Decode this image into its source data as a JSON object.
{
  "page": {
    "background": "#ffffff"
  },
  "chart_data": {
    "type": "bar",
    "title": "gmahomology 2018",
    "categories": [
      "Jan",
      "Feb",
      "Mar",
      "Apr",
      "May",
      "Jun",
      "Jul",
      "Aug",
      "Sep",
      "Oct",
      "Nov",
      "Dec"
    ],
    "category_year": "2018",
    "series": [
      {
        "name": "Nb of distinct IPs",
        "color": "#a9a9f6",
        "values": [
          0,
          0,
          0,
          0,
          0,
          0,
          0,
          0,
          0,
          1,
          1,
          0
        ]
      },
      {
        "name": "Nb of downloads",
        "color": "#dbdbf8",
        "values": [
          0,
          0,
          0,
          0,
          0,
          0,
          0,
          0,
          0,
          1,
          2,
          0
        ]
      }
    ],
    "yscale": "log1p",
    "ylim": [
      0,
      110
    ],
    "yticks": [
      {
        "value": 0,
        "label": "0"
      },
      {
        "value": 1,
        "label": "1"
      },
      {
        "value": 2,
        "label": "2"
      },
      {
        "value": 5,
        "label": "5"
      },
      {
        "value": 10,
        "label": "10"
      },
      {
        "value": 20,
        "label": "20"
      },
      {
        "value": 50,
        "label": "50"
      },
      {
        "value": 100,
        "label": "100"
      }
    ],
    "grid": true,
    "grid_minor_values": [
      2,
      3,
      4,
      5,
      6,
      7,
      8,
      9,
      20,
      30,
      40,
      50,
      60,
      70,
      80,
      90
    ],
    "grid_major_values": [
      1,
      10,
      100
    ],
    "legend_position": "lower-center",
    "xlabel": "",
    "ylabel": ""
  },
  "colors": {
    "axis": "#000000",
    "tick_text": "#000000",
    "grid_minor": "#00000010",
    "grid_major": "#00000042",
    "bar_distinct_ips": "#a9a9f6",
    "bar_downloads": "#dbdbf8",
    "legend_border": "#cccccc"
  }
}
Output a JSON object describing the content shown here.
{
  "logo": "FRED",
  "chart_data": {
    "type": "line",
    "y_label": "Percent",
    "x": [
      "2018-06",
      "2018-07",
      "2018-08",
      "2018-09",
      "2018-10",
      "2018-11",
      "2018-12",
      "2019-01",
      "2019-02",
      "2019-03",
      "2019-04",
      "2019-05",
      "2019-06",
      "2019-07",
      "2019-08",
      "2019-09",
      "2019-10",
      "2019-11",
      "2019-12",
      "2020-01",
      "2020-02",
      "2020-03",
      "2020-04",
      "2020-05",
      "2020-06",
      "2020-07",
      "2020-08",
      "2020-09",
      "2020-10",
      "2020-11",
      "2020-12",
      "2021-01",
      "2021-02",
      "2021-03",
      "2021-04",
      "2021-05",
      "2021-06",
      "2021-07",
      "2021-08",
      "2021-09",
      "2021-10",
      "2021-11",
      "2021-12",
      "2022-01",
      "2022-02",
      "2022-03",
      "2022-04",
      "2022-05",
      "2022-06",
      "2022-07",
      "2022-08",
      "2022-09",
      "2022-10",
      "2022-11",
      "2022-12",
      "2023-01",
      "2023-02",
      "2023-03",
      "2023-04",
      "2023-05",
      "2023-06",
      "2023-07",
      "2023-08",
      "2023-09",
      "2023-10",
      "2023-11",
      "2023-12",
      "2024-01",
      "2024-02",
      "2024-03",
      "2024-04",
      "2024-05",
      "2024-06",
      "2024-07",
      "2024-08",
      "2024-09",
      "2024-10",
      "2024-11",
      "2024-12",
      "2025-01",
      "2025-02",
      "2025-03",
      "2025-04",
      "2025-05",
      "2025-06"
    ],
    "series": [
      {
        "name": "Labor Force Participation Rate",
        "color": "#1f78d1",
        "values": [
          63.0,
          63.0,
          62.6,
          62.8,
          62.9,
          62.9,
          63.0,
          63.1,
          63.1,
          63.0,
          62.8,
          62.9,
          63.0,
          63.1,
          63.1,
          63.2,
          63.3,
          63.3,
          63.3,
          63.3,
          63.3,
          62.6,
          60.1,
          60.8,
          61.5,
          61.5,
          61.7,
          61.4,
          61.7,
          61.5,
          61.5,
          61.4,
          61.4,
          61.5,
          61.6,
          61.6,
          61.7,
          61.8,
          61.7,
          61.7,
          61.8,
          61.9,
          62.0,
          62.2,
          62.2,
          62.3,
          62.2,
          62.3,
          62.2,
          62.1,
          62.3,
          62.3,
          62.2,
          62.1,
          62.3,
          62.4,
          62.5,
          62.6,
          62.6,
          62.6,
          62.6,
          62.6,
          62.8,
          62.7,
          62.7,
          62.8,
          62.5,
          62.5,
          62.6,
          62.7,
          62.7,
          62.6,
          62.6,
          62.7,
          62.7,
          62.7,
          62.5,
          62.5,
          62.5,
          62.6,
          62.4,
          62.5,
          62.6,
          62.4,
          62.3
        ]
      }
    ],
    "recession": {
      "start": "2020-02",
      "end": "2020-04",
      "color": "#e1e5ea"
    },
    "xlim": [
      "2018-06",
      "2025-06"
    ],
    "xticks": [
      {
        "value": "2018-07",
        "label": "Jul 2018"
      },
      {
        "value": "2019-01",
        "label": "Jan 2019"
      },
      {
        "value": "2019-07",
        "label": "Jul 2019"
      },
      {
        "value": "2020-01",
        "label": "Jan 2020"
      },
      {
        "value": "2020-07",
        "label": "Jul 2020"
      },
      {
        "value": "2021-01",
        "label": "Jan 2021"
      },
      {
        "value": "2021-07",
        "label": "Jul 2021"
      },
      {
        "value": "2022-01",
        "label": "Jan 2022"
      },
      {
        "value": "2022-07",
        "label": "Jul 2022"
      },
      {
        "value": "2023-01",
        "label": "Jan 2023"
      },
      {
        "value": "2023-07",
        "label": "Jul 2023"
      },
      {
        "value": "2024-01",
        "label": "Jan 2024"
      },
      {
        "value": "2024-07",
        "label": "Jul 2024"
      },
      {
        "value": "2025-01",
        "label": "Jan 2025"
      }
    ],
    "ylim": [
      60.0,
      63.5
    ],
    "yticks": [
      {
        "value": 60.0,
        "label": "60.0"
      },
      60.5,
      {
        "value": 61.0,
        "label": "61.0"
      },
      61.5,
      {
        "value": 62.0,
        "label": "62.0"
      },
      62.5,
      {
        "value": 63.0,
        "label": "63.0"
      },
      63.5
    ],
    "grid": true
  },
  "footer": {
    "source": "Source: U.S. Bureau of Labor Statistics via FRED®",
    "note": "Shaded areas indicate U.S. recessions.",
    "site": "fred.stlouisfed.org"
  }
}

Task description — Scan the material and collect every line that contains "Labor".

Task answer —
        "name": "Labor Force Participation Rate",
    "source": "Source: U.S. Bureau of Labor Statistics via FRED®",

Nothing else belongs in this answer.